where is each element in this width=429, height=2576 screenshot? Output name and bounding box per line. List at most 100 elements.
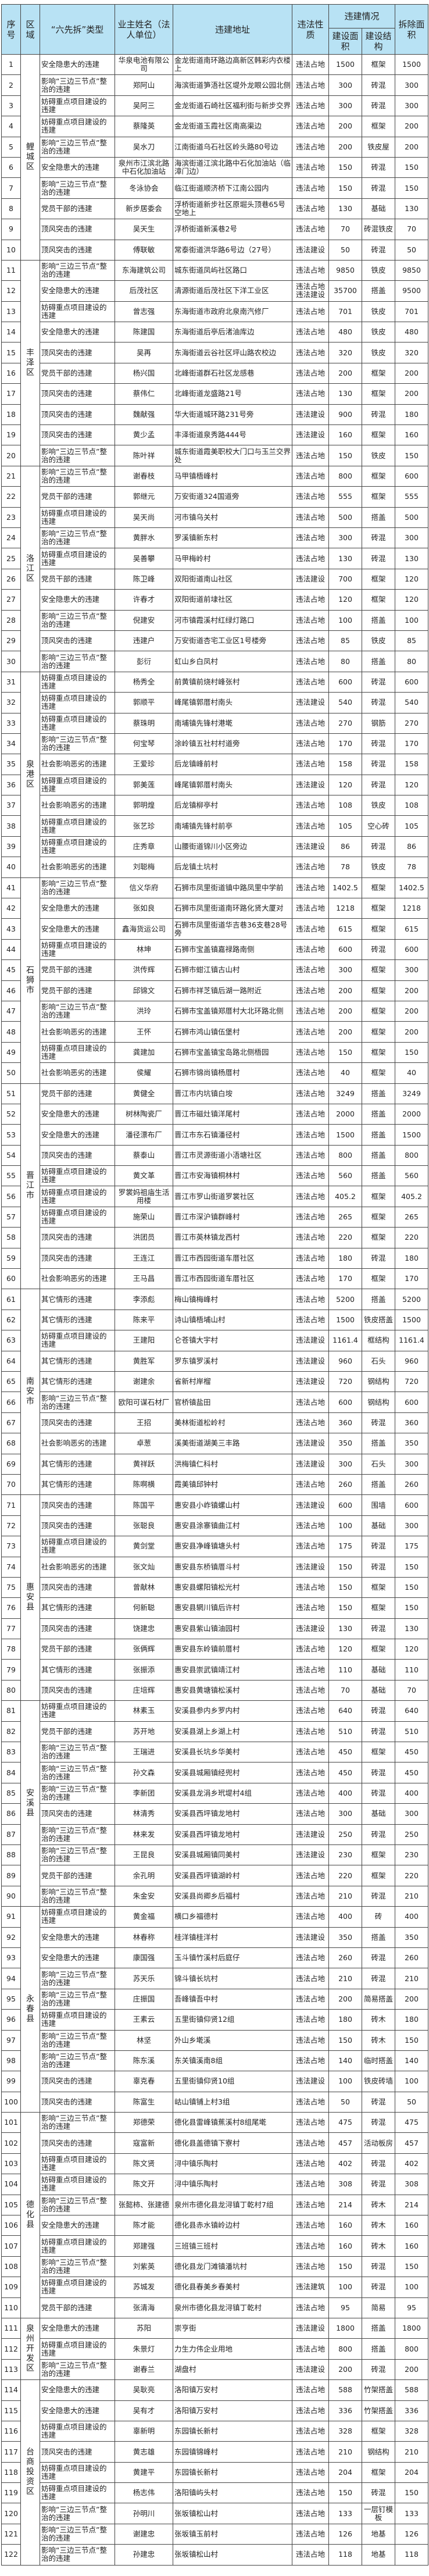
cell-nature: 违法建设 <box>292 1926 329 1948</box>
cell-type: 妨碍重点项目建设的违建 <box>40 1206 115 1228</box>
cell-no: 27 <box>1 589 21 611</box>
cell-no: 4 <box>1 116 21 137</box>
table-row: 49 妨碍重点项目建设的违建 龚建加 石狮市宝盖镇宝岛路北侧梧园 违法占地 150 框架 15… <box>1 1041 429 1064</box>
cell-nature: 违法建设 <box>292 836 329 858</box>
table-row: 66 影响“三边三节点”整治的违建 欧阳可谋石材厂 官桥镇盐田 违法占地 600 钢结构 60… <box>1 1392 429 1413</box>
cell-nature: 违法占地 <box>292 1906 329 1928</box>
table-row: 26 党员干部的违建 陈卫峰 双阳街道南山社区 违法建设 700 框架 120 <box>1 568 429 590</box>
cell-nature: 违法建设 <box>292 2317 329 2339</box>
cell-structure: 临时搭盖 <box>361 2050 396 2072</box>
table-row: 116 妨碍重点项目建设的违建 辜新明 东园镇长新村 违法占地 328 框架 328 <box>1 2420 429 2442</box>
cell-structure: 铁皮 <box>361 301 396 323</box>
cell-address: 惠安县小岞镇螺山村 <box>173 1494 292 1516</box>
cell-nature: 违法占地 <box>292 527 329 549</box>
cell-area: 540 <box>328 692 362 713</box>
cell-demolish: 2000 <box>395 1103 429 1125</box>
table-row: 11 丰泽区 影响“三边三节点”整治的违建 东海建筑公司 城东街道凤屿社区路口 违法占地 9… <box>1 259 429 466</box>
cell-owner: 辜克春 <box>115 2071 173 2092</box>
cell-demolish: 220 <box>395 1227 429 1248</box>
cell-area: 50 <box>328 2091 362 2113</box>
cell-type: 妨碍重点项目建设的违建 <box>40 2420 115 2442</box>
cell-owner: 张文灿 <box>115 1556 173 1578</box>
table-row: 103 妨碍重点项目建设的违建 陈文贤 浔中镇乐陶村 违法占地 402 砖混 402 <box>1 2153 429 2175</box>
cell-region: 泉港区 <box>20 671 40 878</box>
cell-owner: 郭明煌 <box>115 795 173 816</box>
cell-nature: 违法占地 <box>292 1309 329 1331</box>
cell-type: 顶风突击的违建 <box>40 239 115 261</box>
cell-area: 200 <box>328 116 362 137</box>
cell-type: 其它情形的违建 <box>40 1350 115 1372</box>
cell-no: 101 <box>1 2112 21 2133</box>
cell-owner: 吴天尚 <box>115 506 173 528</box>
cell-address: 东海街道后亭后渚油库边 <box>173 322 292 343</box>
cell-no: 58 <box>1 1227 21 1248</box>
table-row: 92 安全隐患大的违建 林春称 桂洋镇桂洋村 违法建设 350 搭盖 350 <box>1 1926 429 1948</box>
cell-area: 180 <box>328 2009 362 2031</box>
cell-type: 影响“三边三节点”整治的违建 <box>40 177 115 199</box>
table-row: 93 安全隐患大的违建 康国强 玉斗镇竹溪村后庭仔 违法占地 260 砖混 260 <box>1 1947 429 1969</box>
cell-no: 62 <box>1 1309 21 1331</box>
cell-type: 社会影响恶劣的违建 <box>40 754 115 775</box>
cell-no: 91 <box>1 1906 21 1928</box>
cell-nature: 违法建设 <box>292 692 329 713</box>
cell-nature: 违法占地 <box>292 589 329 611</box>
cell-no: 49 <box>1 1041 21 1064</box>
cell-address: 浮桥街道新溪巷2号 <box>173 219 292 240</box>
cell-area: 720 <box>328 1371 362 1393</box>
cell-address: 后龙镇柳亭村 <box>173 795 292 816</box>
cell-demolish: 555 <box>395 486 429 508</box>
table-row: 106 安全隐患大的违建 陈才能 德化县赤水镇岭边村 违法占地 160 砖木 160 <box>1 2215 429 2236</box>
cell-type: 妨碍重点项目建设的违建 <box>40 774 115 796</box>
table-row: 114 台商投资区 安全隐患大的违建 吴耿亮 洛阳镇万安村 违法占地 588 竹架搭盖 588 <box>1 2379 429 2566</box>
cell-area: 78 <box>328 857 362 878</box>
cell-demolish: 120 <box>395 589 429 611</box>
cell-address: 晋江市磁灶镇洋尾村 <box>173 1103 292 1125</box>
cell-structure: 框架 <box>361 898 396 919</box>
cell-demolish: 1500 <box>395 53 429 76</box>
cell-nature: 违法占地 <box>292 1700 329 1722</box>
cell-nature: 违法占地 <box>292 2091 329 2113</box>
cell-nature: 违法建设 <box>292 424 329 446</box>
cell-no: 32 <box>1 692 21 713</box>
cell-area: 450 <box>328 1742 362 1763</box>
cell-demolish: 50 <box>395 2091 429 2113</box>
cell-area: 1402.5 <box>328 877 362 899</box>
cell-type: 安全隐患大的违建 <box>40 2215 115 2236</box>
cell-structure: 搭盖 <box>361 1165 396 1187</box>
table-row: 108 影响“三边三节点”整治的违建 刘紫英 德化县龙门滩镇潘坑村 违法占地 150 砖混 1… <box>1 2256 429 2278</box>
cell-demolish: 300 <box>395 1803 429 1825</box>
cell-nature: 违法占地 <box>292 1473 329 1496</box>
cell-structure: 砖木 <box>361 2235 396 2257</box>
cell-area: 220 <box>328 1865 362 1886</box>
table-row: 1 鲤城区 安全隐患大的违建 华泉电池有限公司 金龙街道南环路边高新区韩彩内衣楼上 违法占… <box>1 53 429 261</box>
cell-area: 120 <box>328 774 362 796</box>
cell-address: 晋江市罗山街道罗裳社区 <box>173 1186 292 1207</box>
cell-no: 39 <box>1 836 21 858</box>
cell-nature: 违法占地 <box>292 1865 329 1886</box>
cell-address: 诗山镇梧埔山村 <box>173 1309 292 1331</box>
cell-owner: 郑建强 <box>115 2235 173 2257</box>
cell-structure: 砖混 <box>361 733 396 755</box>
cell-area: 500 <box>328 506 362 528</box>
cell-owner: 彭衍 <box>115 651 173 672</box>
cell-type: 其它情形的违建 <box>40 1289 115 1310</box>
cell-region: 石狮市 <box>20 877 40 1084</box>
cell-type: 顶风突击的违建 <box>40 2091 115 2113</box>
cell-owner: 吴水刀 <box>115 136 173 158</box>
cell-address: 万安街道杏宅工业区1号楼旁 <box>173 630 292 652</box>
cell-demolish: 150 <box>395 2029 429 2051</box>
cell-address: 安溪县西坪镇龙地村 <box>173 1803 292 1825</box>
cell-demolish: 160 <box>395 2215 429 2236</box>
cell-owner: 陈富生 <box>115 2091 173 2113</box>
cell-no: 87 <box>1 1824 21 1845</box>
cell-region: 台商投资区 <box>20 2379 40 2566</box>
cell-nature: 违法占地 <box>292 1083 329 1104</box>
cell-area: 150 <box>328 445 362 466</box>
cell-no: 55 <box>1 1165 21 1187</box>
cell-area: 158 <box>328 754 362 775</box>
cell-area: 1500 <box>328 1309 362 1331</box>
cell-area: 701 <box>328 301 362 323</box>
cell-type: 妨碍重点项目建设的违建 <box>40 95 115 117</box>
cell-owner: 吴再 <box>115 342 173 363</box>
cell-demolish: 110 <box>395 1659 429 1681</box>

—————

= Brief =
Extract every line from the rows above that contains the string "其它情形的违建", matching case exactly.

= Full response =
cell-type: 其它情形的违建 <box>40 1350 115 1372</box>
cell-type: 其它情形的违建 <box>40 1289 115 1310</box>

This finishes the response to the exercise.